**Формулировка задания:** Пожалуйста, перепишите без изменений строки, начиная с самого начала списка и заканчивая строкой, в которой стоит "breadcrumb-bathroom[interactable]: Bathroom Products", включая ее.

Позиции из набора данных

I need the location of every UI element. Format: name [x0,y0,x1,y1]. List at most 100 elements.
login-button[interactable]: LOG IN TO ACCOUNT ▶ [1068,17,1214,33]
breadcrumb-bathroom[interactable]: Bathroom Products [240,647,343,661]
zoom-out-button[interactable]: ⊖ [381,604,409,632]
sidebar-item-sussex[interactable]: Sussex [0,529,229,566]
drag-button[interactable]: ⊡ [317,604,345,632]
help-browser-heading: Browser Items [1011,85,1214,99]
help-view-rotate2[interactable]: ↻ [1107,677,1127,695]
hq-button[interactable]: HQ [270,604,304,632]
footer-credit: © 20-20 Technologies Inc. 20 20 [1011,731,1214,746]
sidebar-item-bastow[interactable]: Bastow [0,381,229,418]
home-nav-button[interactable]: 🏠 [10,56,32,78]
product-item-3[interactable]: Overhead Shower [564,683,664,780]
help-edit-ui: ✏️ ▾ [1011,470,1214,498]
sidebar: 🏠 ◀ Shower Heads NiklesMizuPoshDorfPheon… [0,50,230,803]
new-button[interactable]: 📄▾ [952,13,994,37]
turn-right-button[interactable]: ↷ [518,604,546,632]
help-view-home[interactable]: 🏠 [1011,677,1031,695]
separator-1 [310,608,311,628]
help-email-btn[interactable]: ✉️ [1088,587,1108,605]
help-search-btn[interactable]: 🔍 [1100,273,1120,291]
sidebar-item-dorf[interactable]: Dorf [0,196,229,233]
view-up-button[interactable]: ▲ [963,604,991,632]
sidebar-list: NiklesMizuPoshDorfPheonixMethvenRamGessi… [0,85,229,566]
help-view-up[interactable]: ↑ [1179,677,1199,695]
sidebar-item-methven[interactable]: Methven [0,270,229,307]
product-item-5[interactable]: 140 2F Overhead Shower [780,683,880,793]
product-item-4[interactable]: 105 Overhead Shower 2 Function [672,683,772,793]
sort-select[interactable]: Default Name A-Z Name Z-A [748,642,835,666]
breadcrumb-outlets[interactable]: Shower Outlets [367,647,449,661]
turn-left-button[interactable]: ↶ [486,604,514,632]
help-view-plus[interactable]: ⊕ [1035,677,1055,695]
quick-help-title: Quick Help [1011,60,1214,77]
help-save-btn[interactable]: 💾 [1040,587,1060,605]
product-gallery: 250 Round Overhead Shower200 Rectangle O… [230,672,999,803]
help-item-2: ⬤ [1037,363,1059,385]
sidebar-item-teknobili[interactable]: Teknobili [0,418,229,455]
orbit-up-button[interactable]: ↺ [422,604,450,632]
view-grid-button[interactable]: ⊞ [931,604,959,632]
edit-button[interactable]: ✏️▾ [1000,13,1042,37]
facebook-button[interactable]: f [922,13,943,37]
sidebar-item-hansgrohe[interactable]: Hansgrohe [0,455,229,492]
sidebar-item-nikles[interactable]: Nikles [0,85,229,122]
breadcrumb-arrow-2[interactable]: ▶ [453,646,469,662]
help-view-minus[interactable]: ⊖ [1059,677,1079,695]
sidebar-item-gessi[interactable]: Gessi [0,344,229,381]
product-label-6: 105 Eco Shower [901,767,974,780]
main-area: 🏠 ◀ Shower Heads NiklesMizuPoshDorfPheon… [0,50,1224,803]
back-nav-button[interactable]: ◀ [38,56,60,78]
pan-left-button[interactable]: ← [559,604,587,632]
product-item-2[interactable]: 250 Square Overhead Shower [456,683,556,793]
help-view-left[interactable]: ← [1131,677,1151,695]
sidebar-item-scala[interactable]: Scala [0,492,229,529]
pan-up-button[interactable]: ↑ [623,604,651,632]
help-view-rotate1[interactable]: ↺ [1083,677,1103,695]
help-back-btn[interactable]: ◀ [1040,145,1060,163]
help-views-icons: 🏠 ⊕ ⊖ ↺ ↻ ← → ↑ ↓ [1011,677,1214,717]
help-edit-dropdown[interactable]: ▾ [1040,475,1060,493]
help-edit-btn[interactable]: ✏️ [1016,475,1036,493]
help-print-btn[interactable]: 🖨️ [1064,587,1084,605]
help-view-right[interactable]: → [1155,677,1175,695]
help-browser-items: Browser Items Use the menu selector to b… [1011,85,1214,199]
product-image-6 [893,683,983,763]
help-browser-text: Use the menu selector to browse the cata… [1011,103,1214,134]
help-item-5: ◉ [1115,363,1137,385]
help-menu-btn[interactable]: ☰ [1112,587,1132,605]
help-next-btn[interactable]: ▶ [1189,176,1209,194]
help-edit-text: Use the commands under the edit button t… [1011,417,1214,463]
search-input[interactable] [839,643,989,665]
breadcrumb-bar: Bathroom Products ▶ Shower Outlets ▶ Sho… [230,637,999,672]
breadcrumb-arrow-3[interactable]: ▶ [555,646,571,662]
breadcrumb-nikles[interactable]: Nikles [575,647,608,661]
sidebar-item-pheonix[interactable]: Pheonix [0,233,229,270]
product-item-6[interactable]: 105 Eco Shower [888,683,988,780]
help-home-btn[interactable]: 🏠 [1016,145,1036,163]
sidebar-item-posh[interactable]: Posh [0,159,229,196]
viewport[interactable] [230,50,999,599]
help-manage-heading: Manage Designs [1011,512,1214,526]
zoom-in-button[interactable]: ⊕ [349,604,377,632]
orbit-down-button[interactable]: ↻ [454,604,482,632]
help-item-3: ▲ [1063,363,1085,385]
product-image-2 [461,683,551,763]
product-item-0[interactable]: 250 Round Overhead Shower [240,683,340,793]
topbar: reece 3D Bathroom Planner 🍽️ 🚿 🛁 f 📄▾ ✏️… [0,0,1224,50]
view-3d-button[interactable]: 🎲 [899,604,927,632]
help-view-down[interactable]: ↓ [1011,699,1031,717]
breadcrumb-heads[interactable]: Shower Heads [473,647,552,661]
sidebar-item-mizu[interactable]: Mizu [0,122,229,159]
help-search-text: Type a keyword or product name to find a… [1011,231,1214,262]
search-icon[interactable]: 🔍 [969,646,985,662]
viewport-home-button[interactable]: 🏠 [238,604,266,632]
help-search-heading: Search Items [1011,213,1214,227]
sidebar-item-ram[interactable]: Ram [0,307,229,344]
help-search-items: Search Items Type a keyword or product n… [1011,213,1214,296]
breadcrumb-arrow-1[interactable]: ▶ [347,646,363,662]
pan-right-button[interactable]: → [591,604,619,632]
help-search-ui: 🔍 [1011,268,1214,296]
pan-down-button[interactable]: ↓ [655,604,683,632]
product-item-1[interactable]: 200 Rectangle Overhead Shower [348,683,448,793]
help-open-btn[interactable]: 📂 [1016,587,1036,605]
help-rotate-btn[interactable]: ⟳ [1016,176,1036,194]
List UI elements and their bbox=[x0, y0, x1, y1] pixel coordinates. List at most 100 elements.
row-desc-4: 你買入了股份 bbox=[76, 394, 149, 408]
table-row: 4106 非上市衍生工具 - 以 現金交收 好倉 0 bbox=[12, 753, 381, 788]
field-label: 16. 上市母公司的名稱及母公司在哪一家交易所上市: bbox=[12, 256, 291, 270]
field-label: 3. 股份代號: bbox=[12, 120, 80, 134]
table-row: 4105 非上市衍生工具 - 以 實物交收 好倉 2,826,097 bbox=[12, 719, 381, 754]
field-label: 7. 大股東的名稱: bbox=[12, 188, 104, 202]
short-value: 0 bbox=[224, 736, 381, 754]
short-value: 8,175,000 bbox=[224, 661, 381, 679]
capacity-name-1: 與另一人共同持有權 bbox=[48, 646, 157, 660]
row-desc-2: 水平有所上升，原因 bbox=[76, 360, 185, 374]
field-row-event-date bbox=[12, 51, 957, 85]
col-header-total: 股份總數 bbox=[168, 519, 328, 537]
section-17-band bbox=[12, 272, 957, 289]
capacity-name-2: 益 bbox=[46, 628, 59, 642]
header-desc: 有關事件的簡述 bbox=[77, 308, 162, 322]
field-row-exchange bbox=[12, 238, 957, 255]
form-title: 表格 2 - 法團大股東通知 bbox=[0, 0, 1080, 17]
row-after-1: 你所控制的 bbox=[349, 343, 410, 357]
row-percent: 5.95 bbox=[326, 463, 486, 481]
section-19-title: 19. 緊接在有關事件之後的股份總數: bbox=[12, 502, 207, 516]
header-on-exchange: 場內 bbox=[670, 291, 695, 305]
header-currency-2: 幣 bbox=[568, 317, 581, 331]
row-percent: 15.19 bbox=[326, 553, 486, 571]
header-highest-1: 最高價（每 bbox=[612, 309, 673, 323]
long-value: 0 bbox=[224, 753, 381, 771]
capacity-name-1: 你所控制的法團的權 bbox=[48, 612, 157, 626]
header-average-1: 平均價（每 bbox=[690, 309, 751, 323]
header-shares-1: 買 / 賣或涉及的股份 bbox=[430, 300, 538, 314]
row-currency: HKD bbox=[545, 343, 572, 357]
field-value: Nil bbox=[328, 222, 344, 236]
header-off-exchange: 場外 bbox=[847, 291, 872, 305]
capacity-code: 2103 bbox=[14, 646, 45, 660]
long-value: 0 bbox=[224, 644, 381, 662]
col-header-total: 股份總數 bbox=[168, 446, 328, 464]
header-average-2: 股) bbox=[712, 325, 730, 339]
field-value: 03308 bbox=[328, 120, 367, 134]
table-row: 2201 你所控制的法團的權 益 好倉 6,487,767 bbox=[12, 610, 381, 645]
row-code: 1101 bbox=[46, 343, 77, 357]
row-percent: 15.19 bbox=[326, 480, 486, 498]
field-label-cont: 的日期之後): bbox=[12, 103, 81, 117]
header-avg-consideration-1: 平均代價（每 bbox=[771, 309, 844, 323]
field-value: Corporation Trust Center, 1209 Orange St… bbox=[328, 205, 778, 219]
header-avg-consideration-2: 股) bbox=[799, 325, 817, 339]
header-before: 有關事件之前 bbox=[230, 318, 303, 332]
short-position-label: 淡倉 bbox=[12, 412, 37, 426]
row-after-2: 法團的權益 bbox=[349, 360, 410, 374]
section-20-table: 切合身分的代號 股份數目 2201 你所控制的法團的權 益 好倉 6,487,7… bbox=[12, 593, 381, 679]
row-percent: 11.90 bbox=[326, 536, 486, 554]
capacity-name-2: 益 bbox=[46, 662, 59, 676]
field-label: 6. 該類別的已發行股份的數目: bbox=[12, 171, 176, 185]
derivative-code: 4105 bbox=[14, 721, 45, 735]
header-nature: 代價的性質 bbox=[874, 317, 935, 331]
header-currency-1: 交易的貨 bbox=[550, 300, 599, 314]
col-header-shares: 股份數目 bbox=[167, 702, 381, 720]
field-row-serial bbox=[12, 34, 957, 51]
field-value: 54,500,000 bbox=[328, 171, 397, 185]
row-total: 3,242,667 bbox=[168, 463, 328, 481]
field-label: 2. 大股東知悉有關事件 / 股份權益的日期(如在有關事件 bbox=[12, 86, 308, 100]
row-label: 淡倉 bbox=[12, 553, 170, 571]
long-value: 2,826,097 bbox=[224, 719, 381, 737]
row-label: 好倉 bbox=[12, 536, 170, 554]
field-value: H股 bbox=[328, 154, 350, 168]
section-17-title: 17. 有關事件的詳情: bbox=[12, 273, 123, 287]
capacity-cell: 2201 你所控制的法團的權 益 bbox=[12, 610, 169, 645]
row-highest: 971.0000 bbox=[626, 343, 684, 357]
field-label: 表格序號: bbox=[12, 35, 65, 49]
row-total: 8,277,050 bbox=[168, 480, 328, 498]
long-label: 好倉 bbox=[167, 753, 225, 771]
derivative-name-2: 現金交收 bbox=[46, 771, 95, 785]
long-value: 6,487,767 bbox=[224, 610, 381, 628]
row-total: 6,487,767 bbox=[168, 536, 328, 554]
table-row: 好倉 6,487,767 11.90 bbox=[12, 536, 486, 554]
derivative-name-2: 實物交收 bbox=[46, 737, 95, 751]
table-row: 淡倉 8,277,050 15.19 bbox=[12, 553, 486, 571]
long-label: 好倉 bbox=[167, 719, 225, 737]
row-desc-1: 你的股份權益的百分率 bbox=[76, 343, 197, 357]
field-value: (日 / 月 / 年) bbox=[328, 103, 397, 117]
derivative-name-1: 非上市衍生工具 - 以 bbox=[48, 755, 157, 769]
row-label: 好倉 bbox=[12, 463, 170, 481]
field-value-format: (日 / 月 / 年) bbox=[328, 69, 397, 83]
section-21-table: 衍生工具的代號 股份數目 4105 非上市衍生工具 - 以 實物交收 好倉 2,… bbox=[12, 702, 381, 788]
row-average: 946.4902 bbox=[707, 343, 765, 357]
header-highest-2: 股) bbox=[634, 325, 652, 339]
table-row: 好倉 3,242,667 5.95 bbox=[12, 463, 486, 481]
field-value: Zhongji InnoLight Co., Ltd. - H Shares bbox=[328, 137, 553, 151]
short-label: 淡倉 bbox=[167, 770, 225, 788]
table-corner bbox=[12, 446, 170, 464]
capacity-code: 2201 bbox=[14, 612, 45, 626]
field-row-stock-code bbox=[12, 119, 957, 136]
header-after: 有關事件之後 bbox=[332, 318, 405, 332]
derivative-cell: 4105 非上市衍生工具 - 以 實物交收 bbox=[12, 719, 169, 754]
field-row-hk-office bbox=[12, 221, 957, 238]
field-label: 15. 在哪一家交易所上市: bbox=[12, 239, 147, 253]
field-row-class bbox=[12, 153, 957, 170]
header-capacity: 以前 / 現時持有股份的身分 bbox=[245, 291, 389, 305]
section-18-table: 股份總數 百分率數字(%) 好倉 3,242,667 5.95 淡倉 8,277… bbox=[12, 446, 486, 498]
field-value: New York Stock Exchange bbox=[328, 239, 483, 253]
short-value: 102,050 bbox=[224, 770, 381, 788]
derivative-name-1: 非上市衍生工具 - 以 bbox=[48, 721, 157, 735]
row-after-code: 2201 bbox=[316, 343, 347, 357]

**Письменный ответ:**
I need the location of every UI element. Format: name [x0,y0,x1,y1]. List at most 100 elements.
login-button[interactable]: LOG IN TO ACCOUNT ▶ [1068,17,1214,33]
breadcrumb-bathroom[interactable]: Bathroom Products [240,647,343,661]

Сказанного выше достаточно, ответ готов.